#### Supplied entries

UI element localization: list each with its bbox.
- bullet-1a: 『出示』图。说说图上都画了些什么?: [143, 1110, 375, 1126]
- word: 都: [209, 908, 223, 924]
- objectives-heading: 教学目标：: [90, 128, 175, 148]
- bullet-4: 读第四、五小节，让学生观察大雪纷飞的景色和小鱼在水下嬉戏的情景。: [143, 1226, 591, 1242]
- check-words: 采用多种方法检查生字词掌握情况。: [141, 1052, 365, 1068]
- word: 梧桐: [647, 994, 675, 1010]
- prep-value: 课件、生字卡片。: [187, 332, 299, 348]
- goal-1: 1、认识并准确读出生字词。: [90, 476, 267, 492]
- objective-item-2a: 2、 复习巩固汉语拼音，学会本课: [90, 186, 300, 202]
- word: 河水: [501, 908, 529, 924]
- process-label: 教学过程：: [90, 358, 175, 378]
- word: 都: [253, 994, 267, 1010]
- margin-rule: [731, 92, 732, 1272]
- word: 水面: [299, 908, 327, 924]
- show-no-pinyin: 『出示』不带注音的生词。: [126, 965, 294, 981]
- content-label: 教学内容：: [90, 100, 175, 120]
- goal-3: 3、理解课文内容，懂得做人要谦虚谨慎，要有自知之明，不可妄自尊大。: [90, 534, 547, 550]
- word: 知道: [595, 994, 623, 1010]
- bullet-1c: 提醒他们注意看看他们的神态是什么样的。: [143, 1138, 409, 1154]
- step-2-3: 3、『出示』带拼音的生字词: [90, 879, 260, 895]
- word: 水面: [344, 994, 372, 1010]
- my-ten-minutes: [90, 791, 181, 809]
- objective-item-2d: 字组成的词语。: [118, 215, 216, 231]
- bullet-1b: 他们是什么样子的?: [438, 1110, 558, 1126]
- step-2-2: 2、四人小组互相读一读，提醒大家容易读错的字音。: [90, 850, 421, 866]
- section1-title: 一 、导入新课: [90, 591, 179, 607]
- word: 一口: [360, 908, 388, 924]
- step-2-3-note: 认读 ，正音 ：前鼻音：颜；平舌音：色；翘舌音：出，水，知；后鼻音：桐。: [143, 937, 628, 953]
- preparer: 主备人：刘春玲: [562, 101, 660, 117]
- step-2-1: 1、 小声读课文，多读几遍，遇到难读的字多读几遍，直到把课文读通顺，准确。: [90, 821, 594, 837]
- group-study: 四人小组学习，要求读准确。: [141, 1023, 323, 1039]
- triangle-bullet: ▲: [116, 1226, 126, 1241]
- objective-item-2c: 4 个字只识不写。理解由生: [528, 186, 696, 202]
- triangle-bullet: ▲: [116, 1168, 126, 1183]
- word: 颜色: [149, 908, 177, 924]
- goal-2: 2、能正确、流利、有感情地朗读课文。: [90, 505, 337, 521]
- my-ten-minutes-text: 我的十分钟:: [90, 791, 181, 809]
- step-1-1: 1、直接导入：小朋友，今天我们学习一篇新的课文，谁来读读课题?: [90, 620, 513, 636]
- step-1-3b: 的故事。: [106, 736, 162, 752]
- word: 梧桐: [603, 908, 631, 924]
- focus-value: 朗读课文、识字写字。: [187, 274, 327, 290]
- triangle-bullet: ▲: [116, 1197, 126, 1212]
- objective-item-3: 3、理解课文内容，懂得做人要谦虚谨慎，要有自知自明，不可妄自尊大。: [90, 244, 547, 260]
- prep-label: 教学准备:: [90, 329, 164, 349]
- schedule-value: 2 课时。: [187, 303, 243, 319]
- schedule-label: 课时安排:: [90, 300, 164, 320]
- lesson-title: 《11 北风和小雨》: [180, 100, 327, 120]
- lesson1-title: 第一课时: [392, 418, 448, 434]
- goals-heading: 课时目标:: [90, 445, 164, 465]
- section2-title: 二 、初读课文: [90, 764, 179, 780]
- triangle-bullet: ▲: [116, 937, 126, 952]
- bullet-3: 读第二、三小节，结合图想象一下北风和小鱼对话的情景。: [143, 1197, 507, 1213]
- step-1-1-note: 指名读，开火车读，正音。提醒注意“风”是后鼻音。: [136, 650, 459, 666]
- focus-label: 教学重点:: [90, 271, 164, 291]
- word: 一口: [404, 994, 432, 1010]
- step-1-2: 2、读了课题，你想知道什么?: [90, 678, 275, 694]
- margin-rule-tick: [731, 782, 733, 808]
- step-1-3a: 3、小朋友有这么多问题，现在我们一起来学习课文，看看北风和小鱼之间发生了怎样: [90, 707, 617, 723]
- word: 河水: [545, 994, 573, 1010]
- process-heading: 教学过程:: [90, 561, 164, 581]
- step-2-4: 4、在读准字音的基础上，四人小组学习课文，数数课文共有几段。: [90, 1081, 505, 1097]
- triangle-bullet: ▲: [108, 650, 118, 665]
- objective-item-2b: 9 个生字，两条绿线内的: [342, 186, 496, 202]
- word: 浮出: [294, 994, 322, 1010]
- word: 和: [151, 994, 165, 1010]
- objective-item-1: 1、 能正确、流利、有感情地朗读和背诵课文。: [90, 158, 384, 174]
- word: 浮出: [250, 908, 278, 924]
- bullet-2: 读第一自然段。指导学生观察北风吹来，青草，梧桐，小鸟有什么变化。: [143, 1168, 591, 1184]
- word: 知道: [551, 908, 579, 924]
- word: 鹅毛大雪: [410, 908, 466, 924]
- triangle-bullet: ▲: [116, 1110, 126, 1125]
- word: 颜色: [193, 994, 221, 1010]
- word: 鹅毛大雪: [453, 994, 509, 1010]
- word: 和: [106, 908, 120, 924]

########

Print every line of the entries above verbatim, from the first through the last.

• _Answer to this task_:
UI element localization: list each with its bbox.
- bullet-1a: 『出示』图。说说图上都画了些什么?: [143, 1110, 375, 1126]
- word: 都: [209, 908, 223, 924]
- objectives-heading: 教学目标：: [90, 128, 175, 148]
- bullet-4: 读第四、五小节，让学生观察大雪纷飞的景色和小鱼在水下嬉戏的情景。: [143, 1226, 591, 1242]
- check-words: 采用多种方法检查生字词掌握情况。: [141, 1052, 365, 1068]
- word: 梧桐: [647, 994, 675, 1010]
- prep-value: 课件、生字卡片。: [187, 332, 299, 348]
- goal-1: 1、认识并准确读出生字词。: [90, 476, 267, 492]
- objective-item-2a: 2、 复习巩固汉语拼音，学会本课: [90, 186, 300, 202]
- word: 河水: [501, 908, 529, 924]
- process-label: 教学过程：: [90, 358, 175, 378]
- word: 都: [253, 994, 267, 1010]
- margin-rule: [731, 92, 732, 1272]
- word: 水面: [299, 908, 327, 924]
- show-no-pinyin: 『出示』不带注音的生词。: [126, 965, 294, 981]
- content-label: 教学内容：: [90, 100, 175, 120]
- goal-3: 3、理解课文内容，懂得做人要谦虚谨慎，要有自知之明，不可妄自尊大。: [90, 534, 547, 550]
- word: 知道: [595, 994, 623, 1010]
- bullet-1c: 提醒他们注意看看他们的神态是什么样的。: [143, 1138, 409, 1154]
- step-2-3: 3、『出示』带拼音的生字词: [90, 879, 260, 895]
- word: 水面: [344, 994, 372, 1010]
- my-ten-minutes: [90, 791, 181, 809]
- objective-item-2d: 字组成的词语。: [118, 215, 216, 231]
- bullet-1b: 他们是什么样子的?: [438, 1110, 558, 1126]
- step-2-2: 2、四人小组互相读一读，提醒大家容易读错的字音。: [90, 850, 421, 866]
- section1-title: 一 、导入新课: [90, 591, 179, 607]
- word: 一口: [360, 908, 388, 924]
- step-2-3-note: 认读 ，正音 ：前鼻音：颜；平舌音：色；翘舌音：出，水，知；后鼻音：桐。: [143, 937, 628, 953]
- preparer: 主备人：刘春玲: [562, 101, 660, 117]
- step-2-1: 1、 小声读课文，多读几遍，遇到难读的字多读几遍，直到把课文读通顺，准确。: [90, 821, 594, 837]
- group-study: 四人小组学习，要求读准确。: [141, 1023, 323, 1039]
- triangle-bullet: ▲: [116, 1226, 126, 1241]
- objective-item-2c: 4 个字只识不写。理解由生: [528, 186, 696, 202]
- triangle-bullet: ▲: [116, 1168, 126, 1183]
- word: 颜色: [149, 908, 177, 924]
- goal-2: 2、能正确、流利、有感情地朗读课文。: [90, 505, 337, 521]
- my-ten-minutes-text: 我的十分钟:: [90, 791, 181, 809]
- step-1-1: 1、直接导入：小朋友，今天我们学习一篇新的课文，谁来读读课题?: [90, 620, 513, 636]
- step-1-3b: 的故事。: [106, 736, 162, 752]
- word: 梧桐: [603, 908, 631, 924]
- focus-value: 朗读课文、识字写字。: [187, 274, 327, 290]
- triangle-bullet: ▲: [116, 1197, 126, 1212]
- objective-item-3: 3、理解课文内容，懂得做人要谦虚谨慎，要有自知自明，不可妄自尊大。: [90, 244, 547, 260]
- prep-label: 教学准备:: [90, 329, 164, 349]
- schedule-value: 2 课时。: [187, 303, 243, 319]
- schedule-label: 课时安排:: [90, 300, 164, 320]
- lesson-title: 《11 北风和小雨》: [180, 100, 327, 120]
- lesson1-title: 第一课时: [392, 418, 448, 434]
- goals-heading: 课时目标:: [90, 445, 164, 465]
- section2-title: 二 、初读课文: [90, 764, 179, 780]
- triangle-bullet: ▲: [116, 937, 126, 952]
- bullet-3: 读第二、三小节，结合图想象一下北风和小鱼对话的情景。: [143, 1197, 507, 1213]
- step-1-1-note: 指名读，开火车读，正音。提醒注意“风”是后鼻音。: [136, 650, 459, 666]
- focus-label: 教学重点:: [90, 271, 164, 291]
- word: 一口: [404, 994, 432, 1010]
- step-1-2: 2、读了课题，你想知道什么?: [90, 678, 275, 694]
- margin-rule-tick: [731, 782, 733, 808]
- step-1-3a: 3、小朋友有这么多问题，现在我们一起来学习课文，看看北风和小鱼之间发生了怎样: [90, 707, 617, 723]
- word: 河水: [545, 994, 573, 1010]
- process-heading: 教学过程:: [90, 561, 164, 581]
- step-2-4: 4、在读准字音的基础上，四人小组学习课文，数数课文共有几段。: [90, 1081, 505, 1097]
- triangle-bullet: ▲: [108, 650, 118, 665]
- objective-item-2b: 9 个生字，两条绿线内的: [342, 186, 496, 202]
- word: 浮出: [294, 994, 322, 1010]
- word: 和: [151, 994, 165, 1010]
- objective-item-1: 1、 能正确、流利、有感情地朗读和背诵课文。: [90, 158, 384, 174]
- word: 浮出: [250, 908, 278, 924]
- bullet-2: 读第一自然段。指导学生观察北风吹来，青草，梧桐，小鸟有什么变化。: [143, 1168, 591, 1184]
- word: 知道: [551, 908, 579, 924]
- word: 鹅毛大雪: [410, 908, 466, 924]
- triangle-bullet: ▲: [116, 1110, 126, 1125]
- word: 颜色: [193, 994, 221, 1010]
- word: 鹅毛大雪: [453, 994, 509, 1010]
- word: 和: [106, 908, 120, 924]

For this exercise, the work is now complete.